Task description → Tally up the lines where the string "который" appears; reply with the number only.

Dataset entries:
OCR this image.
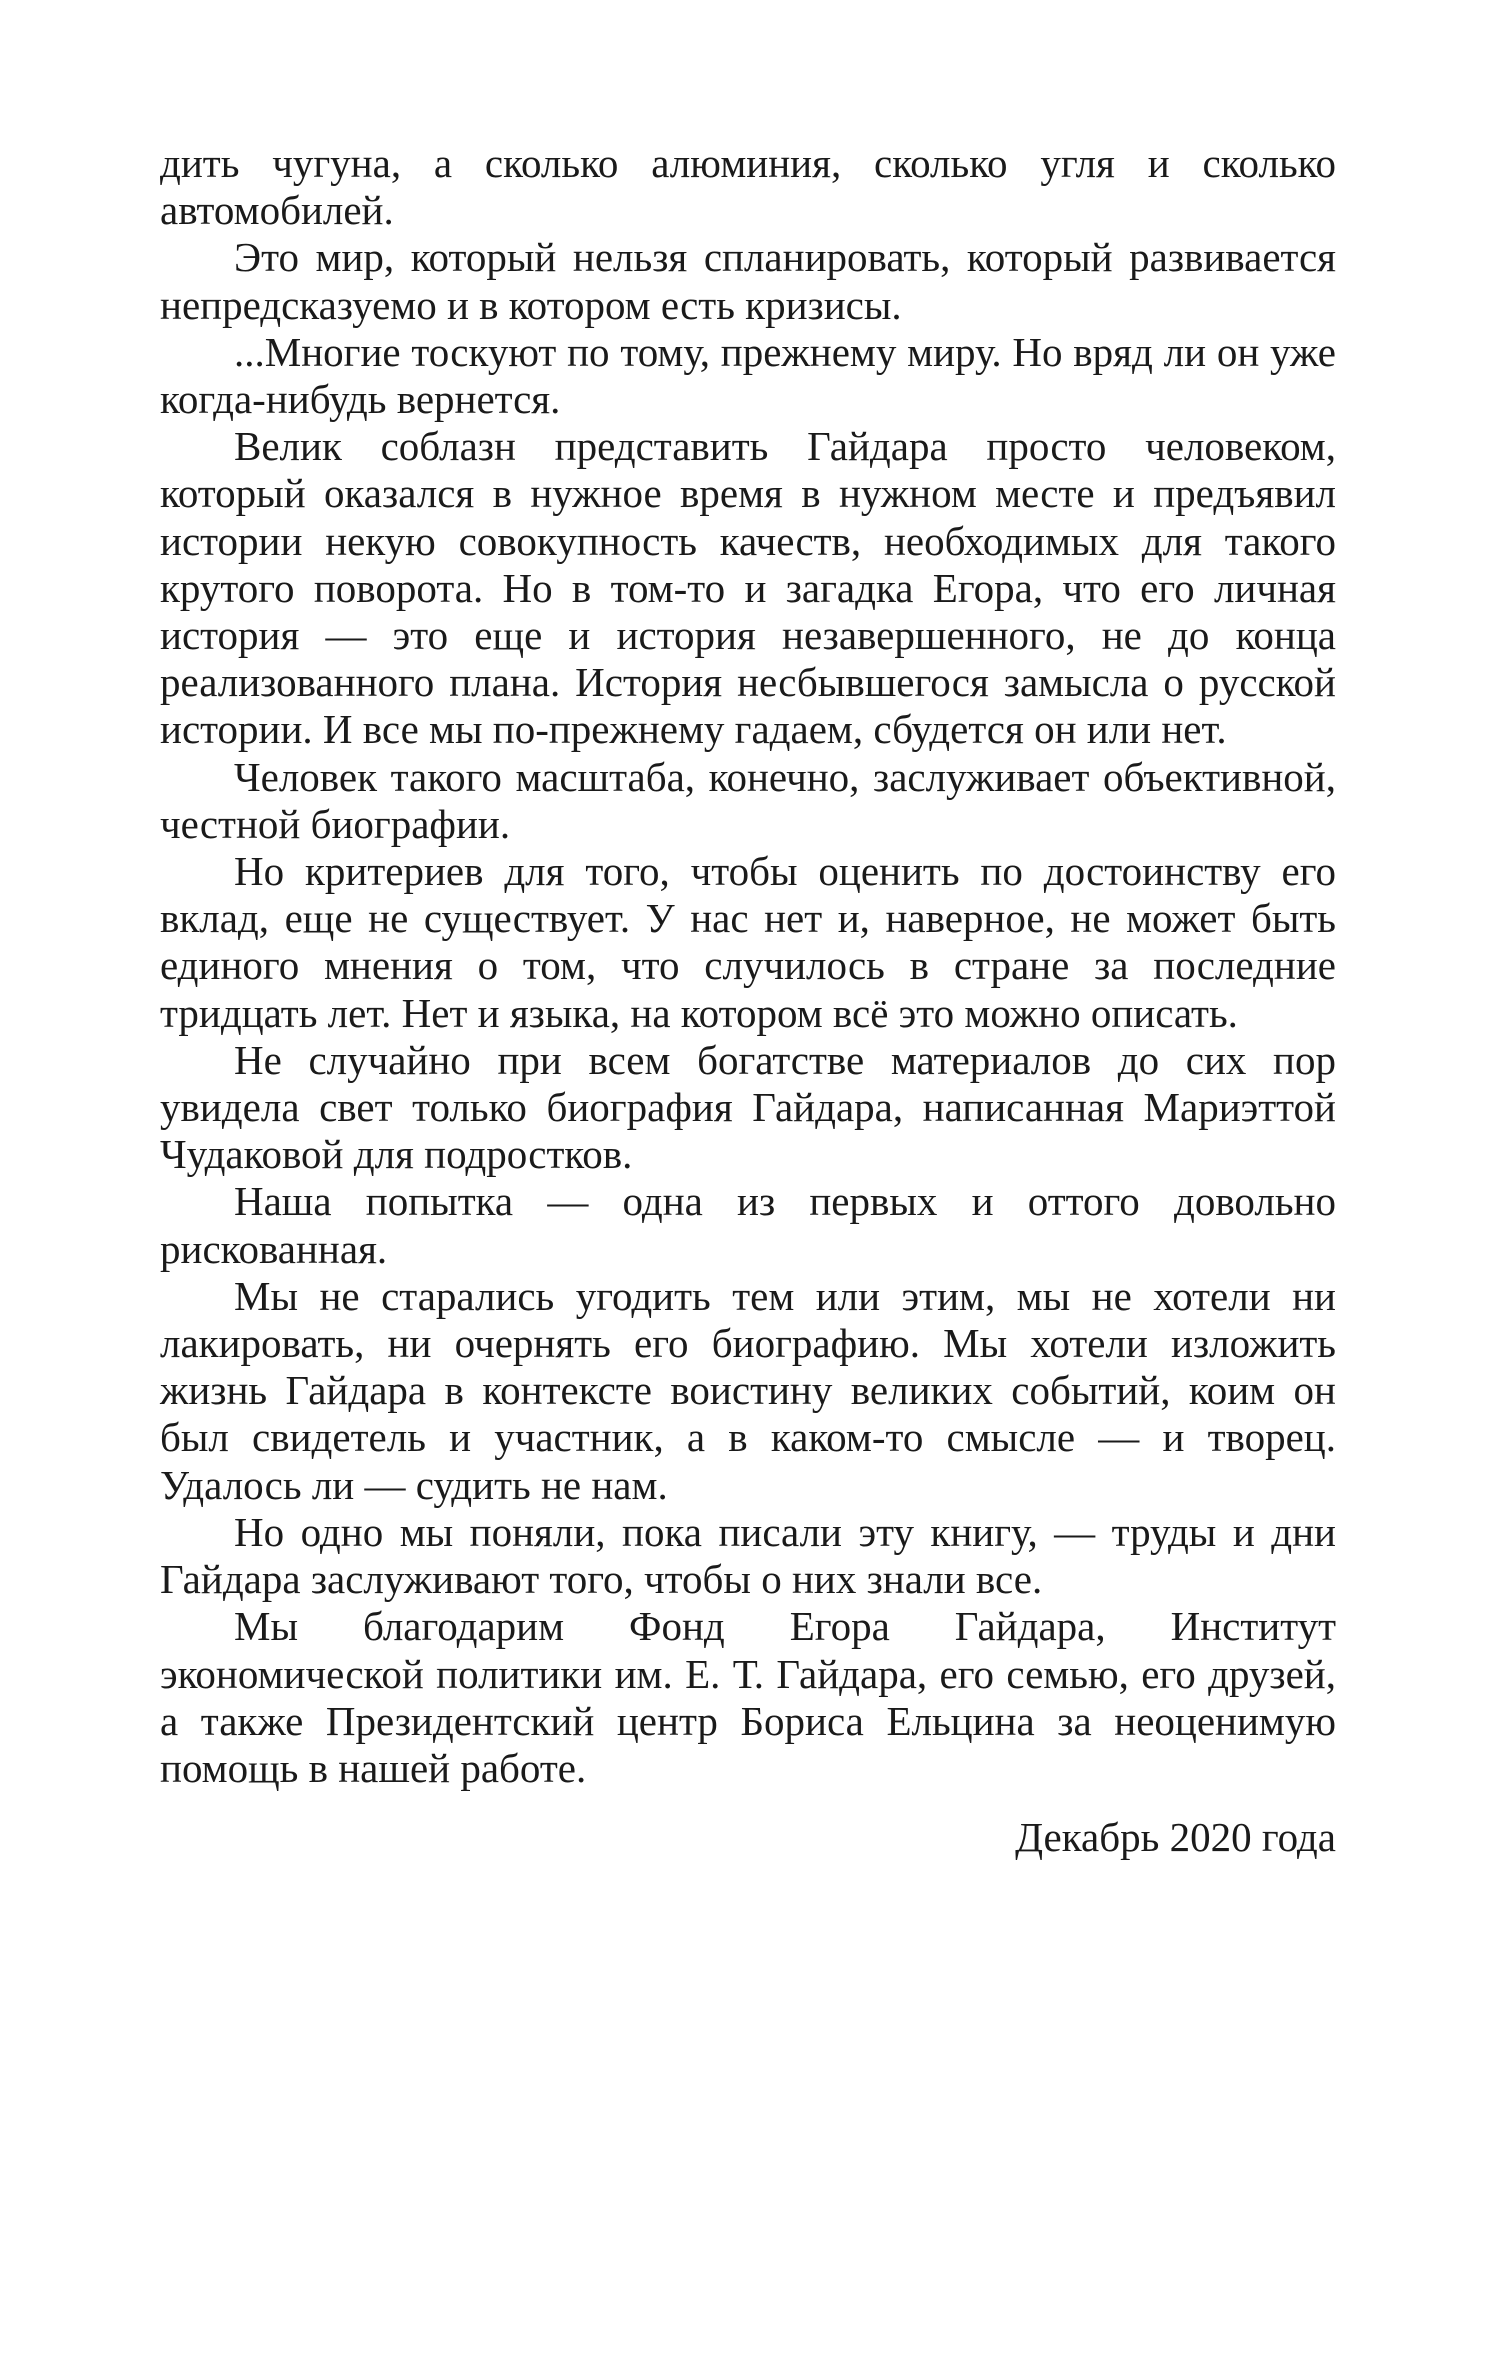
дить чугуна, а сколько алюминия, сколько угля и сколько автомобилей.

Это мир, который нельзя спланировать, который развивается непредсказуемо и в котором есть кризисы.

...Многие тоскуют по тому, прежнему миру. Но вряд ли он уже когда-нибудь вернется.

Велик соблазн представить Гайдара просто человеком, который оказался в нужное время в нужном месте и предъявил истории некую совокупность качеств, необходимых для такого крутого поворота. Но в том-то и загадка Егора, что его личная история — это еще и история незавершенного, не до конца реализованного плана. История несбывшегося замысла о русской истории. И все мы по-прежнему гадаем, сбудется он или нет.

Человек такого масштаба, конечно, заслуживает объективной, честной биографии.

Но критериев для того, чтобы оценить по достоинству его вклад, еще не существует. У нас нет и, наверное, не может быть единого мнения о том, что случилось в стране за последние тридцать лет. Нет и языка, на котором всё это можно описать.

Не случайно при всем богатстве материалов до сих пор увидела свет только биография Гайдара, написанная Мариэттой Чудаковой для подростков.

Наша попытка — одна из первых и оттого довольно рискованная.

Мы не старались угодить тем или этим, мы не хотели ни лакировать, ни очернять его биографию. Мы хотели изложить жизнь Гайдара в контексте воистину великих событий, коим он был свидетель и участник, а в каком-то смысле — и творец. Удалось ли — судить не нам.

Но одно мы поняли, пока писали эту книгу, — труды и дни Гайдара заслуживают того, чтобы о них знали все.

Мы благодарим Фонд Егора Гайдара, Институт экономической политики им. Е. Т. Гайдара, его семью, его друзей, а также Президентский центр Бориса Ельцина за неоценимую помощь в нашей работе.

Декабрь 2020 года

==

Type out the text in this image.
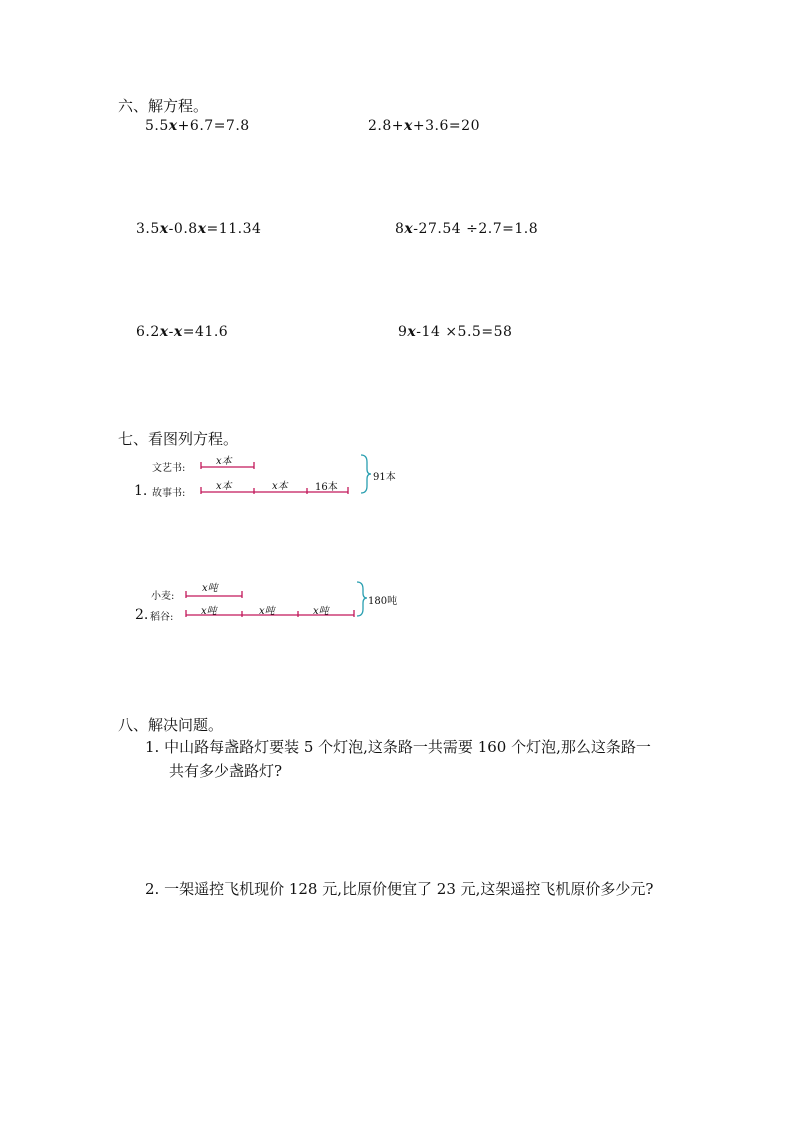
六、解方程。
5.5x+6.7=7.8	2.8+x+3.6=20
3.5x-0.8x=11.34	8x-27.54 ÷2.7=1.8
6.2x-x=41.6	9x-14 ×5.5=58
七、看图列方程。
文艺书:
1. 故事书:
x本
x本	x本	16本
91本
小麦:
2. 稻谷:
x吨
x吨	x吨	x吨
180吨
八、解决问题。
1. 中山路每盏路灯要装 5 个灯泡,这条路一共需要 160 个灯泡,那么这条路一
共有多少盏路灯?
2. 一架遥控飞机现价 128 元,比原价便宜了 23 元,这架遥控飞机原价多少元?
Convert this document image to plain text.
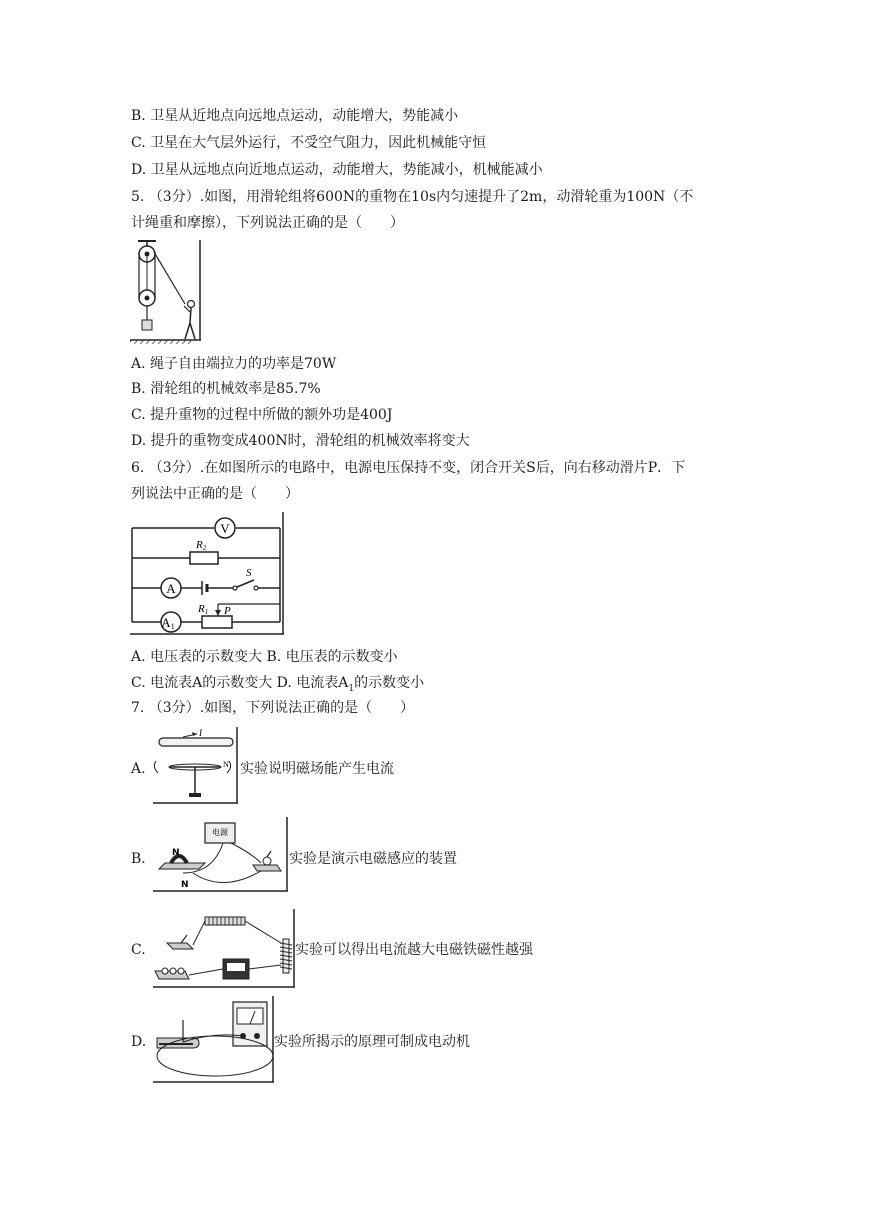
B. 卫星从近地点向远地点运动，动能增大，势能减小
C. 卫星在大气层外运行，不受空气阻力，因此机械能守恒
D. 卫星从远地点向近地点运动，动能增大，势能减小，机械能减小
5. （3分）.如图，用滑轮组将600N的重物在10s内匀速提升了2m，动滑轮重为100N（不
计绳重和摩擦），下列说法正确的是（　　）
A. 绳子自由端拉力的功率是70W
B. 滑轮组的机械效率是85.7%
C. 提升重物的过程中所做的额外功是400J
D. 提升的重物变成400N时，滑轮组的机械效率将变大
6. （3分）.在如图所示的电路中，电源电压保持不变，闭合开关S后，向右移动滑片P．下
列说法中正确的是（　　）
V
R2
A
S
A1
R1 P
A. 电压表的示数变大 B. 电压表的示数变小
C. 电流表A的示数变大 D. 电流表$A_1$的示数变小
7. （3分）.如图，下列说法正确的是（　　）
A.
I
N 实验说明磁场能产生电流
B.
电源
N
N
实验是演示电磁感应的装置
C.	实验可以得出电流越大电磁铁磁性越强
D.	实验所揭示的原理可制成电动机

Solution to this exercise → 2